**What to work on:**
In the entries below, find each line with the word "brassinosteroid" and return it.

++++ Supplied data

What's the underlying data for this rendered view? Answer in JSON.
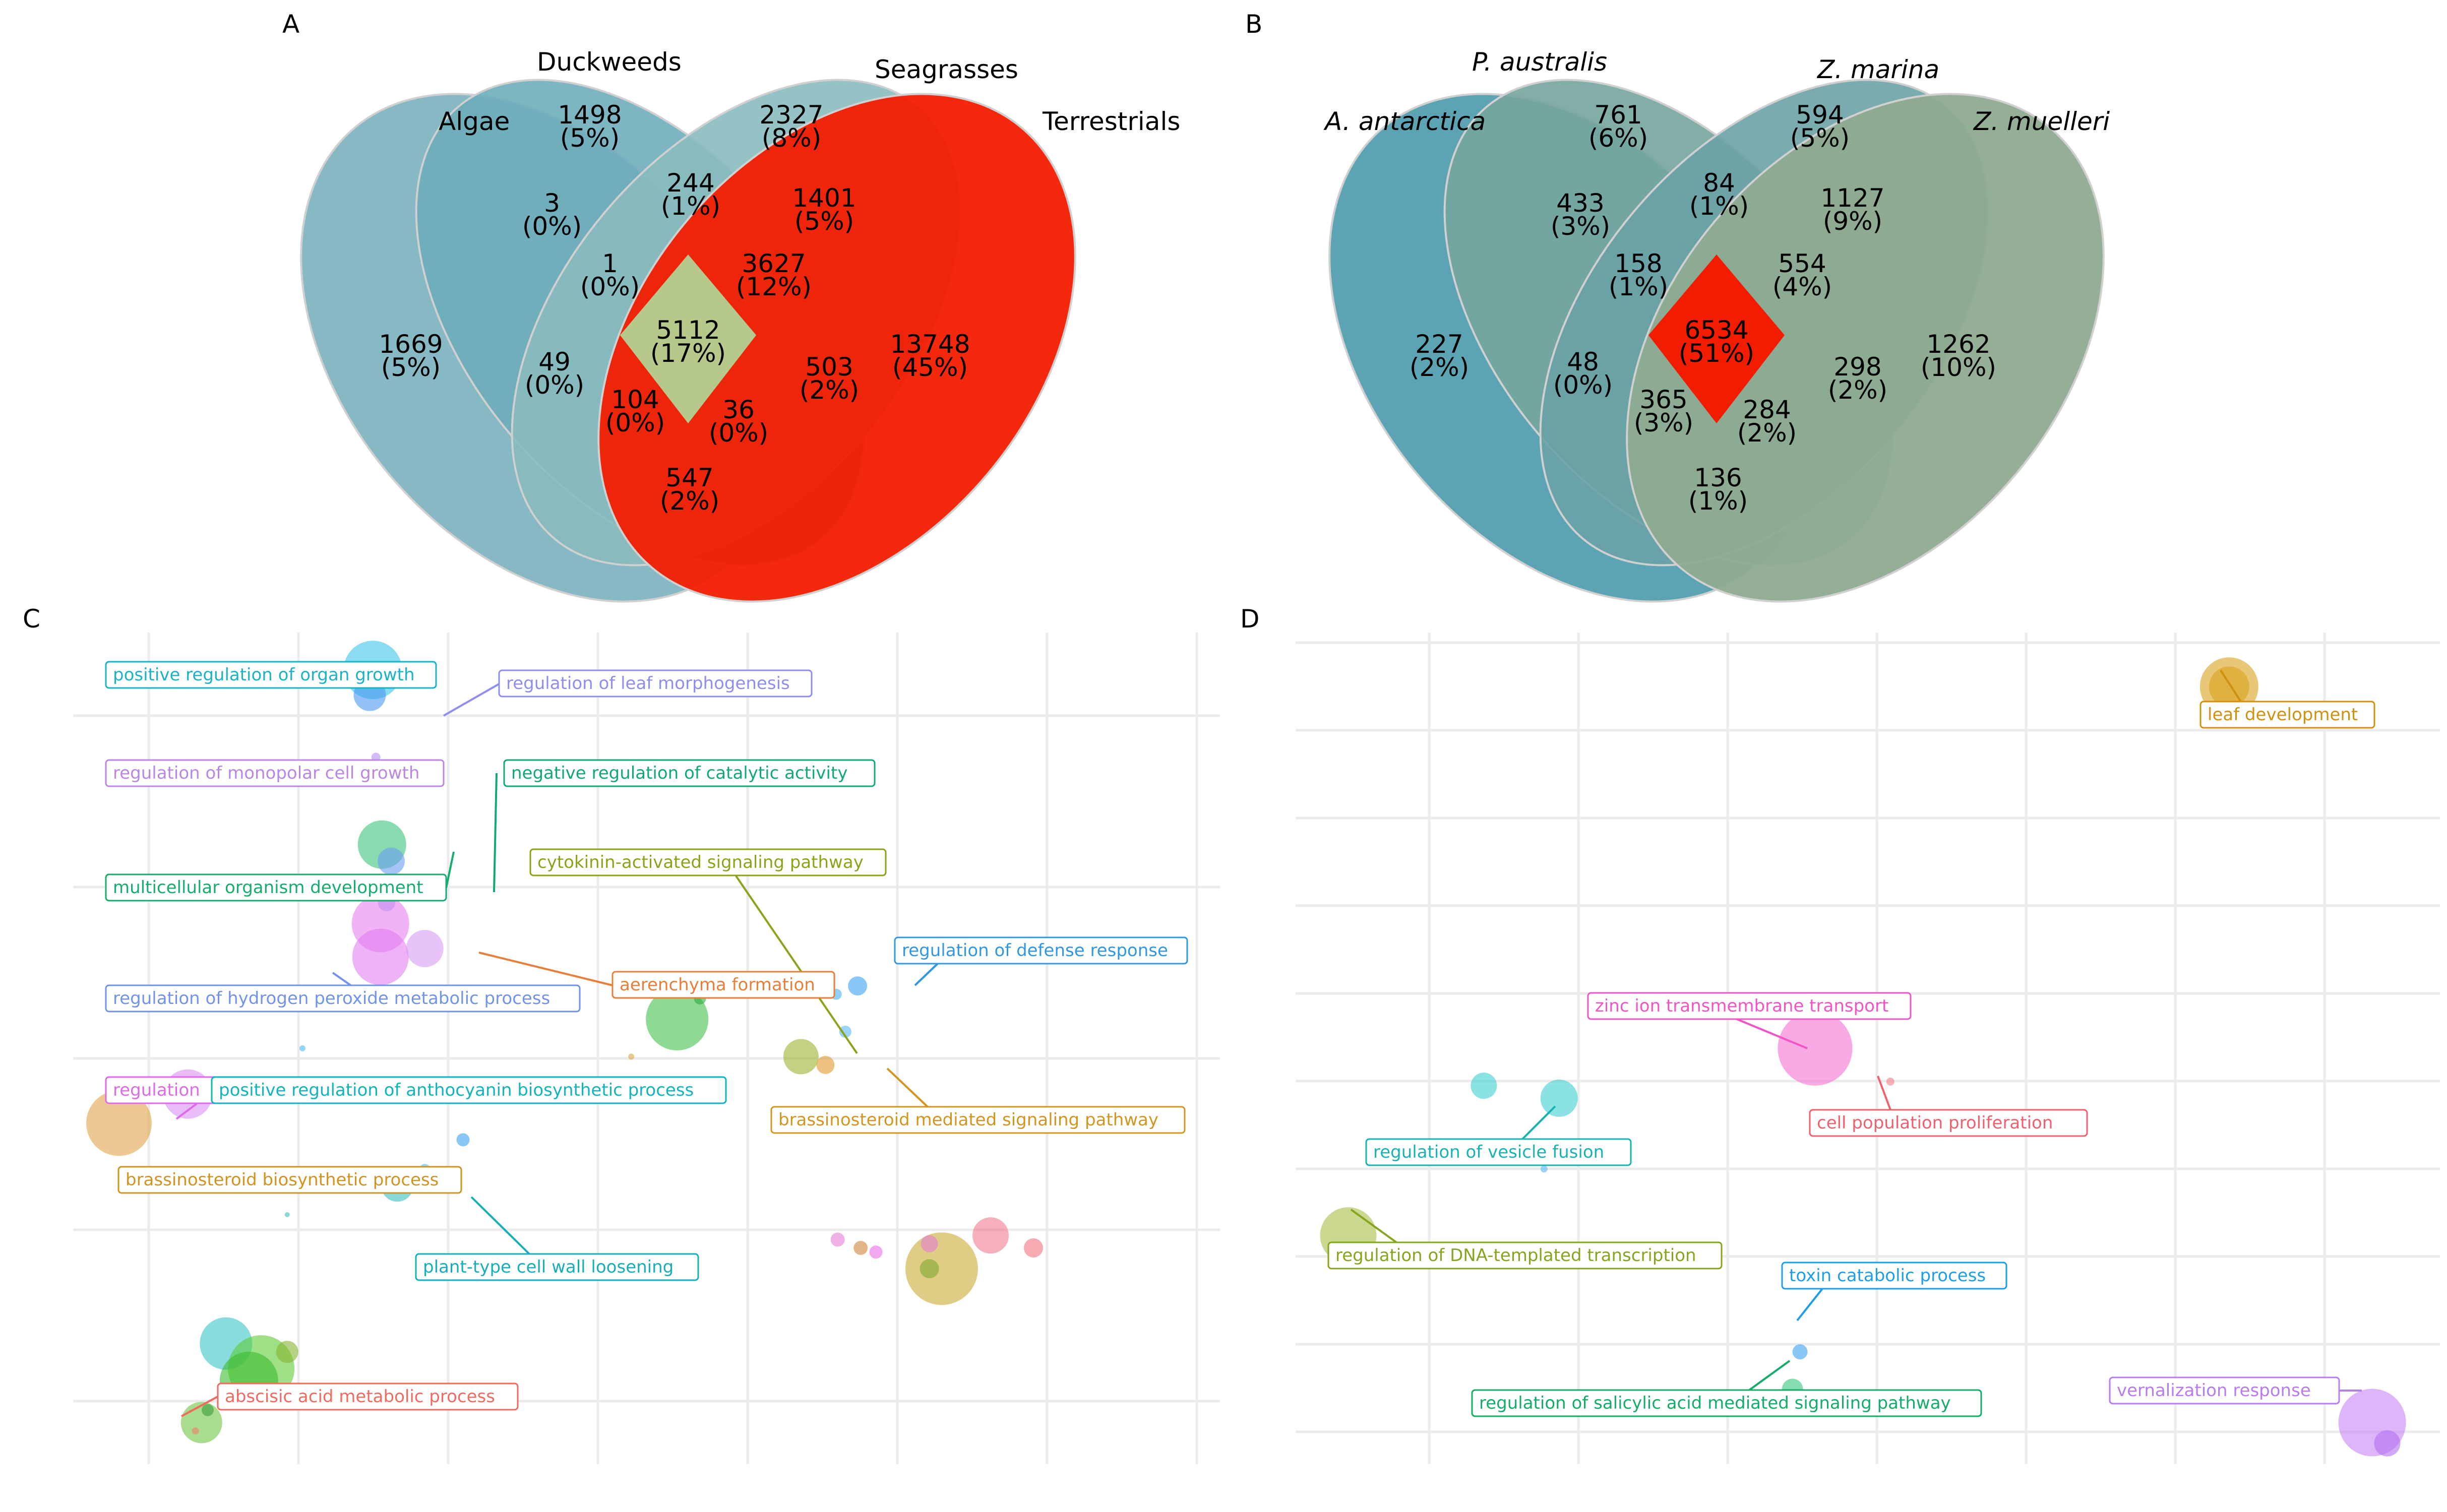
{
  "panels": {
    "a": "A",
    "b": "B",
    "c": "C",
    "d": "D"
  },
  "venn_a": {
    "sets": [
      {
        "label": "Algae",
        "italic": false,
        "color": "#79b1bd"
      },
      {
        "label": "Duckweeds",
        "italic": false,
        "color": "#6fadbb"
      },
      {
        "label": "Seagrasses",
        "italic": false,
        "color": "#8abbbe"
      },
      {
        "label": "Terrestrials",
        "italic": false,
        "color": "#f21c00"
      }
    ],
    "regions": [
      {
        "id": "a_only",
        "count": "1669",
        "pct": "(5%)",
        "color": "#79b1bd"
      },
      {
        "id": "d_only",
        "count": "1498",
        "pct": "(5%)",
        "color": "#6fadbb"
      },
      {
        "id": "s_only",
        "count": "2327",
        "pct": "(8%)",
        "color": "#8abbbe"
      },
      {
        "id": "t_only",
        "count": "13748",
        "pct": "(45%)",
        "color": "#f21c00"
      },
      {
        "id": "ad",
        "count": "3",
        "pct": "(0%)",
        "color": "#4a9cb0"
      },
      {
        "id": "ds",
        "count": "244",
        "pct": "(1%)",
        "color": "#4a9cb0"
      },
      {
        "id": "st",
        "count": "1401",
        "pct": "(5%)",
        "color": "#6aaebb"
      },
      {
        "id": "ads",
        "count": "1",
        "pct": "(0%)",
        "color": "#3f97ad"
      },
      {
        "id": "dst",
        "count": "3627",
        "pct": "(12%)",
        "color": "#9fc3a2"
      },
      {
        "id": "adst",
        "count": "5112",
        "pct": "(17%)",
        "color": "#b6c98b"
      },
      {
        "id": "as",
        "count": "49",
        "pct": "(0%)",
        "color": "#3f97ad"
      },
      {
        "id": "dt",
        "count": "503",
        "pct": "(2%)",
        "color": "#4e9fb2"
      },
      {
        "id": "ast",
        "count": "104",
        "pct": "(0%)",
        "color": "#3f97ad"
      },
      {
        "id": "adt",
        "count": "36",
        "pct": "(0%)",
        "color": "#3f97ad"
      },
      {
        "id": "at",
        "count": "547",
        "pct": "(2%)",
        "color": "#4fa3b8"
      }
    ]
  },
  "venn_b": {
    "sets": [
      {
        "label": "A. antarctica",
        "italic": true,
        "color": "#4a9aab"
      },
      {
        "label": "P. australis",
        "italic": true,
        "color": "#75a59e"
      },
      {
        "label": "Z. marina",
        "italic": true,
        "color": "#6aa2a6"
      },
      {
        "label": "Z. muelleri",
        "italic": true,
        "color": "#8fab90"
      }
    ],
    "regions": [
      {
        "id": "a_only",
        "count": "227",
        "pct": "(2%)",
        "color": "#4a9aab"
      },
      {
        "id": "p_only",
        "count": "761",
        "pct": "(6%)",
        "color": "#75a59e"
      },
      {
        "id": "m_only",
        "count": "594",
        "pct": "(5%)",
        "color": "#6aa2a6"
      },
      {
        "id": "u_only",
        "count": "1262",
        "pct": "(10%)",
        "color": "#8fab90"
      },
      {
        "id": "ap",
        "count": "433",
        "pct": "(3%)",
        "color": "#5b9ea6"
      },
      {
        "id": "pm",
        "count": "84",
        "pct": "(1%)",
        "color": "#3a96ad"
      },
      {
        "id": "mu",
        "count": "1127",
        "pct": "(9%)",
        "color": "#86ac94"
      },
      {
        "id": "apm",
        "count": "158",
        "pct": "(1%)",
        "color": "#3a94aa"
      },
      {
        "id": "pmu",
        "count": "554",
        "pct": "(4%)",
        "color": "#5e9fa4"
      },
      {
        "id": "all",
        "count": "6534",
        "pct": "(51%)",
        "color": "#f21c00"
      },
      {
        "id": "am",
        "count": "48",
        "pct": "(0%)",
        "color": "#3a94aa"
      },
      {
        "id": "pu",
        "count": "298",
        "pct": "(2%)",
        "color": "#4c9aa8"
      },
      {
        "id": "amu",
        "count": "365",
        "pct": "(3%)",
        "color": "#3a94aa"
      },
      {
        "id": "apu",
        "count": "284",
        "pct": "(2%)",
        "color": "#3a94aa"
      },
      {
        "id": "au",
        "count": "136",
        "pct": "(1%)",
        "color": "#3a97b0"
      }
    ]
  },
  "chart_data": [
    {
      "type": "scatter",
      "panel": "C",
      "xlim": [
        0,
        75
      ],
      "ylim": [
        0,
        100
      ],
      "grid": true,
      "points": [
        {
          "x": 19.6,
          "y": 95.5,
          "r": 58,
          "color": "#3ec3ea"
        },
        {
          "x": 19.4,
          "y": 92.5,
          "r": 32,
          "color": "#4a98f0"
        },
        {
          "x": 19.8,
          "y": 85.0,
          "r": 9,
          "color": "#b78cf2"
        },
        {
          "x": 20.2,
          "y": 74.5,
          "r": 48,
          "color": "#3ac47a"
        },
        {
          "x": 20.8,
          "y": 72.5,
          "r": 27,
          "color": "#6a9cf2"
        },
        {
          "x": 22.4,
          "y": 69.0,
          "r": 20,
          "color": "#2fb57d"
        },
        {
          "x": 20.5,
          "y": 67.5,
          "r": 17,
          "color": "#8aa7ee"
        },
        {
          "x": 20.1,
          "y": 65.0,
          "r": 57,
          "color": "#e77ef0"
        },
        {
          "x": 20.1,
          "y": 61.0,
          "r": 56,
          "color": "#e37ef2"
        },
        {
          "x": 23.0,
          "y": 62.0,
          "r": 37,
          "color": "#d69cf2"
        },
        {
          "x": 39.5,
          "y": 53.5,
          "r": 62,
          "color": "#45c24a"
        },
        {
          "x": 41.0,
          "y": 56.0,
          "r": 12,
          "color": "#2fae3e"
        },
        {
          "x": 47.6,
          "y": 49.0,
          "r": 35,
          "color": "#9ab22e"
        },
        {
          "x": 49.2,
          "y": 48.0,
          "r": 18,
          "color": "#e29a2e"
        },
        {
          "x": 51.3,
          "y": 57.5,
          "r": 19,
          "color": "#3aa1f0"
        },
        {
          "x": 50.5,
          "y": 52.0,
          "r": 12,
          "color": "#58b6f5"
        },
        {
          "x": 49.9,
          "y": 56.5,
          "r": 11,
          "color": "#45b2f5"
        },
        {
          "x": 3.0,
          "y": 41.0,
          "r": 65,
          "color": "#e2a34a"
        },
        {
          "x": 7.5,
          "y": 44.5,
          "r": 49,
          "color": "#d890f2"
        },
        {
          "x": 12.2,
          "y": 45.5,
          "r": 18,
          "color": "#c98ef2"
        },
        {
          "x": 25.5,
          "y": 39.0,
          "r": 13,
          "color": "#3aa1f0"
        },
        {
          "x": 21.2,
          "y": 33.5,
          "r": 32,
          "color": "#38c1bf"
        },
        {
          "x": 21.0,
          "y": 35.0,
          "r": 9,
          "color": "#4bbaf5"
        },
        {
          "x": 23.0,
          "y": 35.5,
          "r": 10,
          "color": "#4bbaf5"
        },
        {
          "x": 22.0,
          "y": 34.5,
          "r": 7,
          "color": "#4bbaf5"
        },
        {
          "x": 56.8,
          "y": 23.5,
          "r": 72,
          "color": "#c9ac34"
        },
        {
          "x": 56.0,
          "y": 23.5,
          "r": 19,
          "color": "#7ea82e"
        },
        {
          "x": 60.0,
          "y": 27.5,
          "r": 36,
          "color": "#f27a8e"
        },
        {
          "x": 62.8,
          "y": 26.0,
          "r": 19,
          "color": "#f2727f"
        },
        {
          "x": 50.0,
          "y": 27.0,
          "r": 14,
          "color": "#e57dd6"
        },
        {
          "x": 51.5,
          "y": 26.0,
          "r": 14,
          "color": "#d1863c"
        },
        {
          "x": 52.5,
          "y": 25.5,
          "r": 13,
          "color": "#e86ee6"
        },
        {
          "x": 56.0,
          "y": 26.5,
          "r": 17,
          "color": "#e57dd6"
        },
        {
          "x": 10.0,
          "y": 14.5,
          "r": 52,
          "color": "#38c5c5"
        },
        {
          "x": 12.3,
          "y": 11.5,
          "r": 66,
          "color": "#5ecb35"
        },
        {
          "x": 11.5,
          "y": 10.0,
          "r": 58,
          "color": "#3cbb2e"
        },
        {
          "x": 14.0,
          "y": 13.5,
          "r": 22,
          "color": "#86b631"
        },
        {
          "x": 8.4,
          "y": 5.0,
          "r": 41,
          "color": "#6fc443"
        },
        {
          "x": 8.8,
          "y": 6.5,
          "r": 12,
          "color": "#3a9e3a"
        },
        {
          "x": 8.0,
          "y": 4.0,
          "r": 7,
          "color": "#f27f6e"
        },
        {
          "x": 14.0,
          "y": 30.0,
          "r": 5,
          "color": "#38c1bf"
        },
        {
          "x": 36.5,
          "y": 49.0,
          "r": 6,
          "color": "#e2a34a"
        },
        {
          "x": 15.0,
          "y": 50.0,
          "r": 6,
          "color": "#4bbaf5"
        }
      ],
      "labels": [
        {
          "text": "positive regulation of organ growth",
          "color": "#19b3c5"
        },
        {
          "text": "regulation of leaf morphogenesis",
          "color": "#8d8ef0"
        },
        {
          "text": "regulation of monopolar cell growth",
          "color": "#b986e8"
        },
        {
          "text": "negative regulation of catalytic activity",
          "color": "#0fa974"
        },
        {
          "text": "multicellular organism development",
          "color": "#14ad6e"
        },
        {
          "text": "cytokinin-activated signaling pathway",
          "color": "#8aa318"
        },
        {
          "text": "regulation of defense response",
          "color": "#2f97e4"
        },
        {
          "text": "aerenchyma formation",
          "color": "#e77f3a"
        },
        {
          "text": "regulation of hydrogen peroxide metabolic process",
          "color": "#6f93ee"
        },
        {
          "text": "regulation",
          "color": "#dd6ae6"
        },
        {
          "text": "positive regulation of anthocyanin biosynthetic process",
          "color": "#12b3bd"
        },
        {
          "text": "brassinosteroid mediated signaling pathway",
          "color": "#d2961e"
        },
        {
          "text": "brassinosteroid biosynthetic process",
          "color": "#d4931c"
        },
        {
          "text": "plant-type cell wall loosening",
          "color": "#16aeb8"
        },
        {
          "text": "abscisic acid metabolic process",
          "color": "#ef6b60"
        }
      ]
    },
    {
      "type": "scatter",
      "panel": "D",
      "xlim": [
        0,
        76
      ],
      "ylim": [
        0,
        100
      ],
      "grid": true,
      "points": [
        {
          "x": 62.0,
          "y": 93.5,
          "r": 58,
          "color": "#d9a21c"
        },
        {
          "x": 62.0,
          "y": 93.5,
          "r": 40,
          "color": "#d9a21c"
        },
        {
          "x": 34.5,
          "y": 50.0,
          "r": 74,
          "color": "#f571d4"
        },
        {
          "x": 39.5,
          "y": 46.0,
          "r": 8,
          "color": "#f27f8a"
        },
        {
          "x": 12.5,
          "y": 45.5,
          "r": 26,
          "color": "#3ecfcf"
        },
        {
          "x": 17.5,
          "y": 44.0,
          "r": 37,
          "color": "#3ecfcf"
        },
        {
          "x": 16.5,
          "y": 35.5,
          "r": 7,
          "color": "#58b6f5"
        },
        {
          "x": 3.5,
          "y": 27.5,
          "r": 56,
          "color": "#a8c046"
        },
        {
          "x": 33.5,
          "y": 13.5,
          "r": 15,
          "color": "#3aa1f0"
        },
        {
          "x": 33.0,
          "y": 9.0,
          "r": 21,
          "color": "#33c47a"
        },
        {
          "x": 71.5,
          "y": 5.0,
          "r": 67,
          "color": "#c685f5"
        },
        {
          "x": 72.5,
          "y": 2.5,
          "r": 26,
          "color": "#b26ef0"
        }
      ],
      "labels": [
        {
          "text": "leaf development",
          "color": "#d09010"
        },
        {
          "text": "zinc ion transmembrane transport",
          "color": "#f254c4"
        },
        {
          "text": "cell population proliferation",
          "color": "#f2606e"
        },
        {
          "text": "regulation of vesicle fusion",
          "color": "#17b3b3"
        },
        {
          "text": "regulation of DNA-templated transcription",
          "color": "#85a51f"
        },
        {
          "text": "toxin catabolic process",
          "color": "#1e9ee8"
        },
        {
          "text": "regulation of salicylic acid mediated signaling pathway",
          "color": "#15ac69"
        },
        {
          "text": "vernalization response",
          "color": "#b67cf0"
        }
      ]
    }
  ]
}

++++++++

**Exercise result:**
          "text": "brassinosteroid mediated signaling pathway",
          "text": "brassinosteroid biosynthetic process",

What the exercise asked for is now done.